**Stated problem**
Return all the entries exactly, keeping pictures out.

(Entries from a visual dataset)
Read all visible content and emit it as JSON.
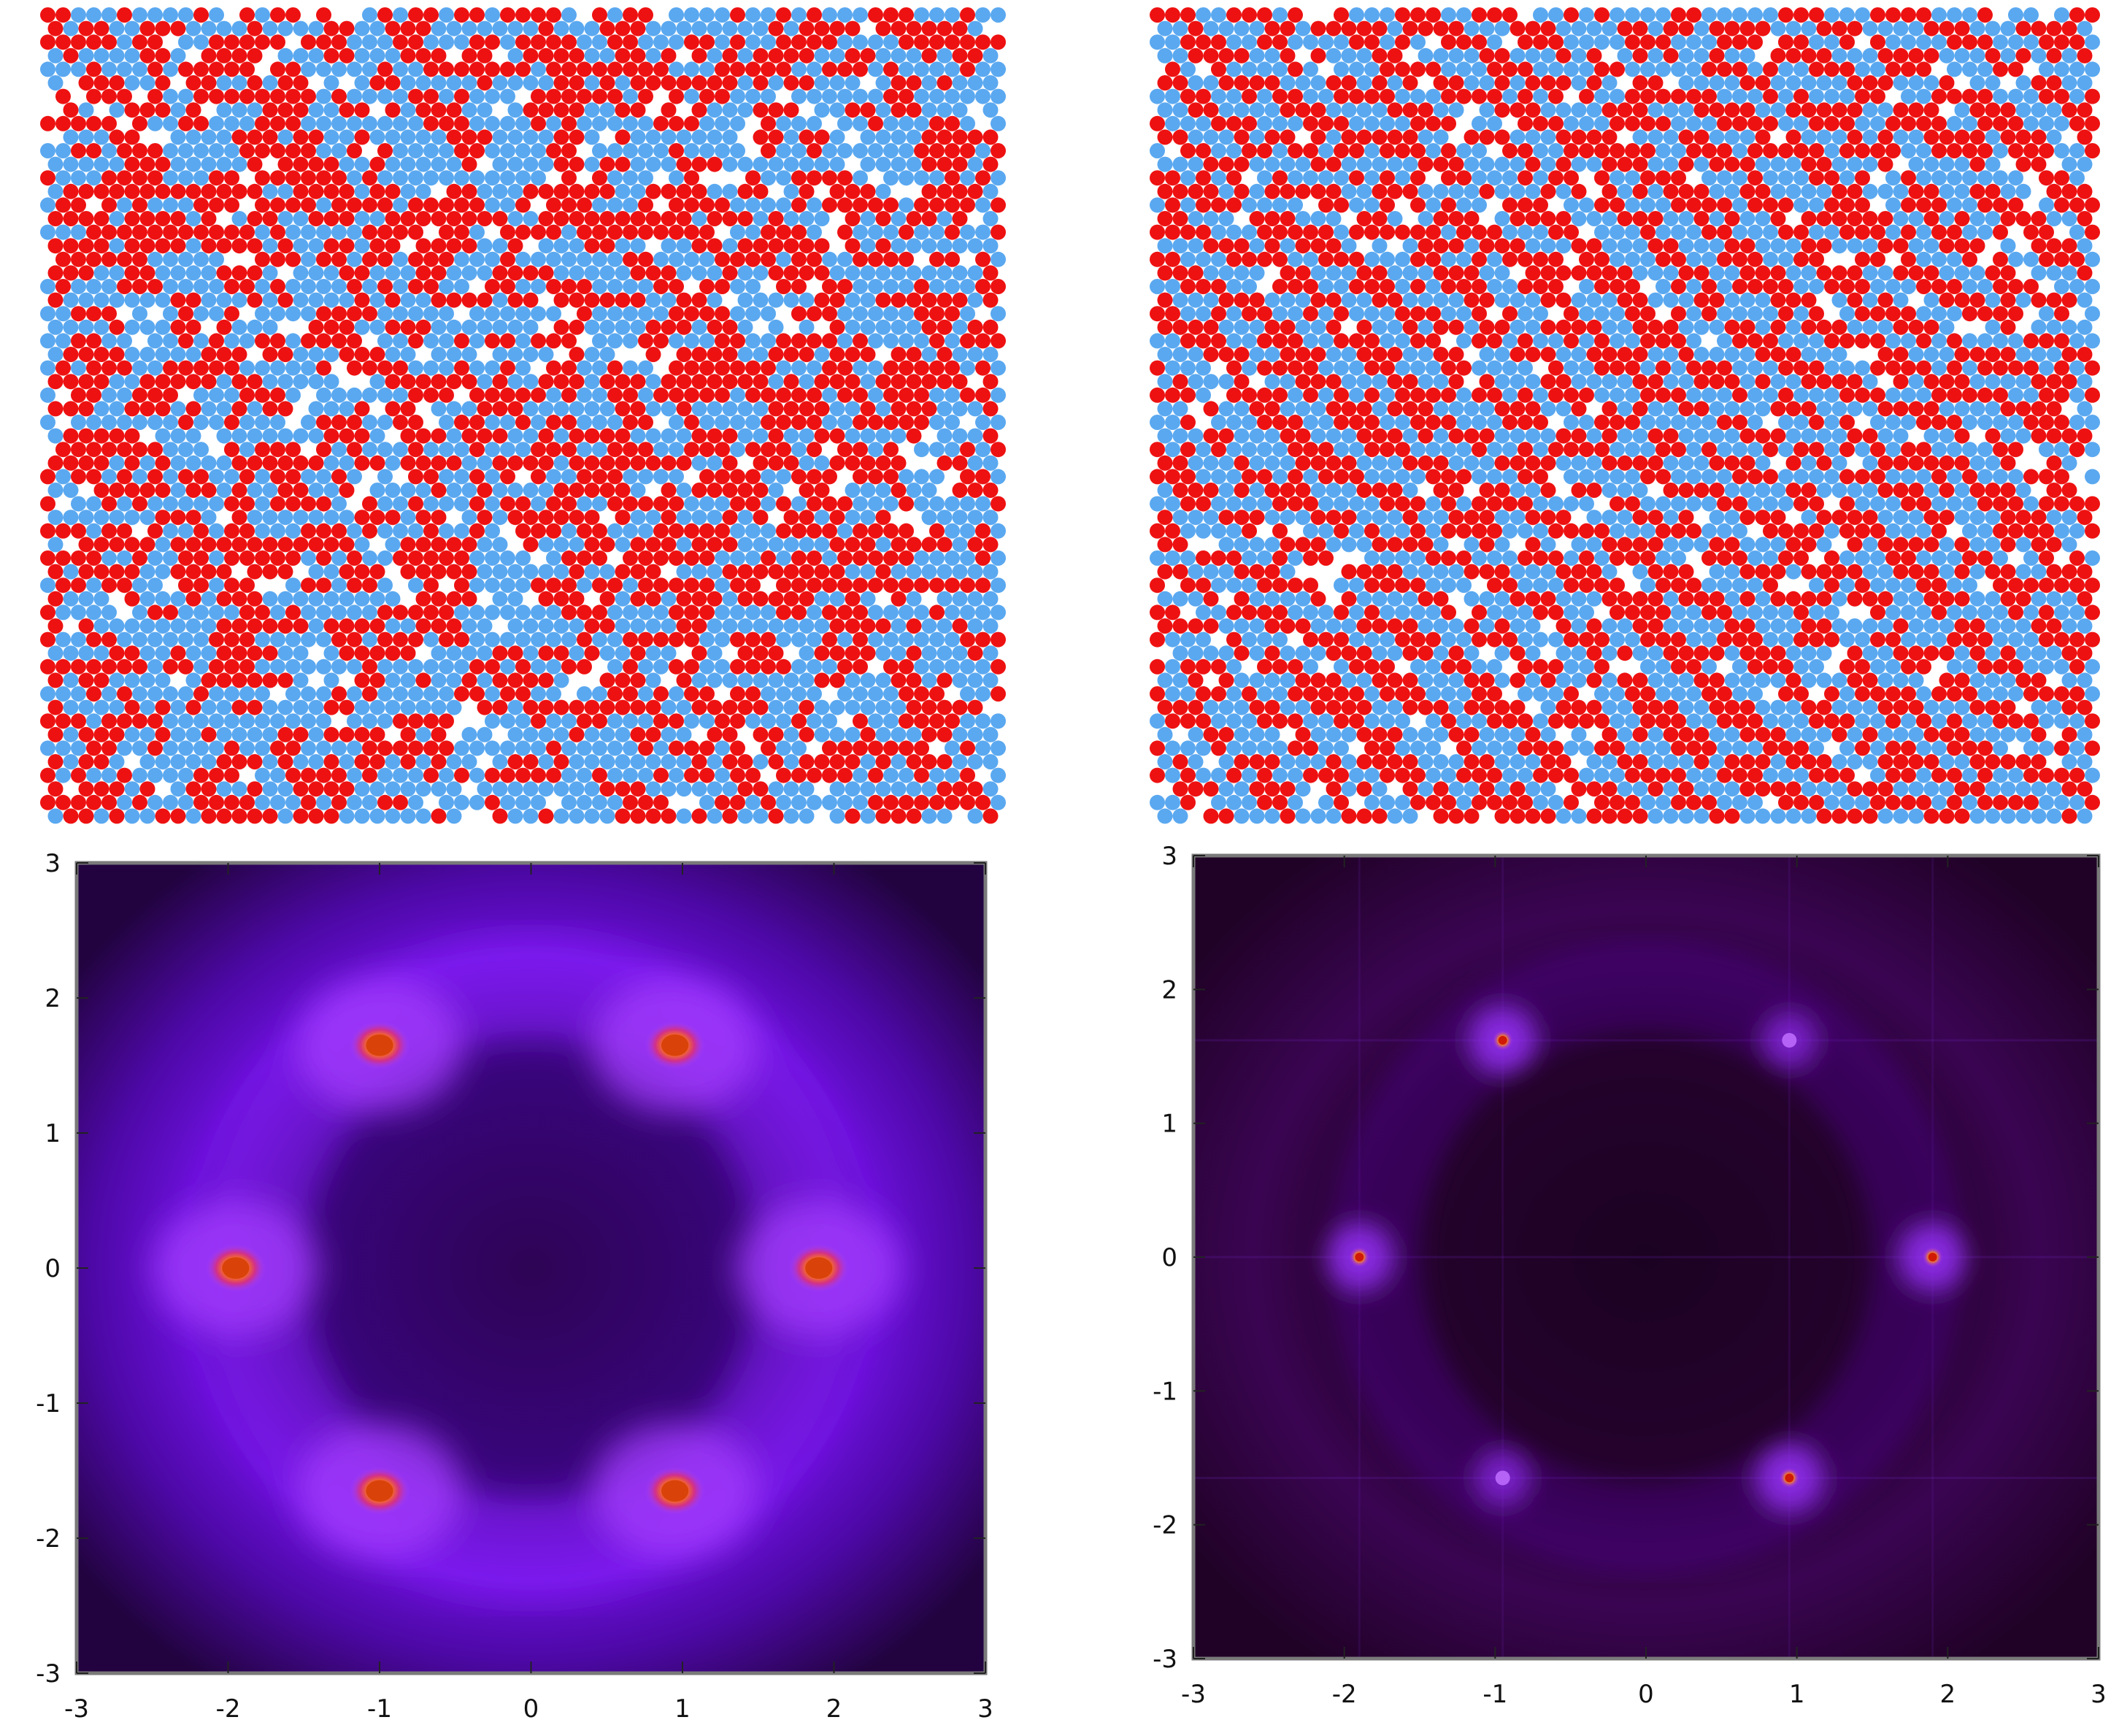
{
  "colors": {
    "particle_a": "#ee1111",
    "particle_b": "#5aa8f0",
    "background": "#ffffff",
    "frame": "#7a7a7a"
  },
  "lattices": [
    {
      "name": "lattice-left",
      "ordering": "isotropic-mixed"
    },
    {
      "name": "lattice-right",
      "ordering": "diagonal-stripes"
    }
  ],
  "chart_data": [
    {
      "type": "heatmap",
      "title": "",
      "xlabel": "",
      "ylabel": "",
      "xlim": [
        -3,
        3
      ],
      "ylim": [
        -3,
        3
      ],
      "x_ticks": [
        "-3",
        "-2",
        "-1",
        "0",
        "1",
        "2",
        "3"
      ],
      "y_ticks": [
        "3",
        "2",
        "1",
        "0",
        "-1",
        "-2",
        "-3"
      ],
      "colormap": "black-purple-violet-orange",
      "peaks": [
        {
          "x": -1.0,
          "y": 1.65
        },
        {
          "x": 0.95,
          "y": 1.65
        },
        {
          "x": -1.95,
          "y": 0.0
        },
        {
          "x": 1.9,
          "y": 0.0
        },
        {
          "x": -1.0,
          "y": -1.65
        },
        {
          "x": 0.95,
          "y": -1.65
        }
      ]
    },
    {
      "type": "heatmap",
      "title": "",
      "xlabel": "",
      "ylabel": "",
      "xlim": [
        -3,
        3
      ],
      "ylim": [
        -3,
        3
      ],
      "x_ticks": [
        "-3",
        "-2",
        "-1",
        "0",
        "1",
        "2",
        "3"
      ],
      "y_ticks": [
        "3",
        "2",
        "1",
        "0",
        "-1",
        "-2",
        "-3"
      ],
      "colormap": "black-purple-violet-orange",
      "peaks": [
        {
          "x": -0.95,
          "y": 1.62,
          "strength": "strong"
        },
        {
          "x": 0.95,
          "y": 1.62,
          "strength": "weak"
        },
        {
          "x": -1.9,
          "y": 0.0,
          "strength": "strong"
        },
        {
          "x": 1.9,
          "y": 0.0,
          "strength": "strong"
        },
        {
          "x": -0.95,
          "y": -1.65,
          "strength": "weak"
        },
        {
          "x": 0.95,
          "y": -1.65,
          "strength": "strong"
        }
      ]
    }
  ]
}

**Output of the task**
Read all visible content and emit it as JSON.
{
  "colors": {
    "particle_a": "#ee1111",
    "particle_b": "#5aa8f0",
    "background": "#ffffff",
    "frame": "#7a7a7a"
  },
  "lattices": [
    {
      "name": "lattice-left",
      "ordering": "isotropic-mixed"
    },
    {
      "name": "lattice-right",
      "ordering": "diagonal-stripes"
    }
  ],
  "chart_data": [
    {
      "type": "heatmap",
      "title": "",
      "xlabel": "",
      "ylabel": "",
      "xlim": [
        -3,
        3
      ],
      "ylim": [
        -3,
        3
      ],
      "x_ticks": [
        "-3",
        "-2",
        "-1",
        "0",
        "1",
        "2",
        "3"
      ],
      "y_ticks": [
        "3",
        "2",
        "1",
        "0",
        "-1",
        "-2",
        "-3"
      ],
      "colormap": "black-purple-violet-orange",
      "peaks": [
        {
          "x": -1.0,
          "y": 1.65
        },
        {
          "x": 0.95,
          "y": 1.65
        },
        {
          "x": -1.95,
          "y": 0.0
        },
        {
          "x": 1.9,
          "y": 0.0
        },
        {
          "x": -1.0,
          "y": -1.65
        },
        {
          "x": 0.95,
          "y": -1.65
        }
      ]
    },
    {
      "type": "heatmap",
      "title": "",
      "xlabel": "",
      "ylabel": "",
      "xlim": [
        -3,
        3
      ],
      "ylim": [
        -3,
        3
      ],
      "x_ticks": [
        "-3",
        "-2",
        "-1",
        "0",
        "1",
        "2",
        "3"
      ],
      "y_ticks": [
        "3",
        "2",
        "1",
        "0",
        "-1",
        "-2",
        "-3"
      ],
      "colormap": "black-purple-violet-orange",
      "peaks": [
        {
          "x": -0.95,
          "y": 1.62,
          "strength": "strong"
        },
        {
          "x": 0.95,
          "y": 1.62,
          "strength": "weak"
        },
        {
          "x": -1.9,
          "y": 0.0,
          "strength": "strong"
        },
        {
          "x": 1.9,
          "y": 0.0,
          "strength": "strong"
        },
        {
          "x": -0.95,
          "y": -1.65,
          "strength": "weak"
        },
        {
          "x": 0.95,
          "y": -1.65,
          "strength": "strong"
        }
      ]
    }
  ]
}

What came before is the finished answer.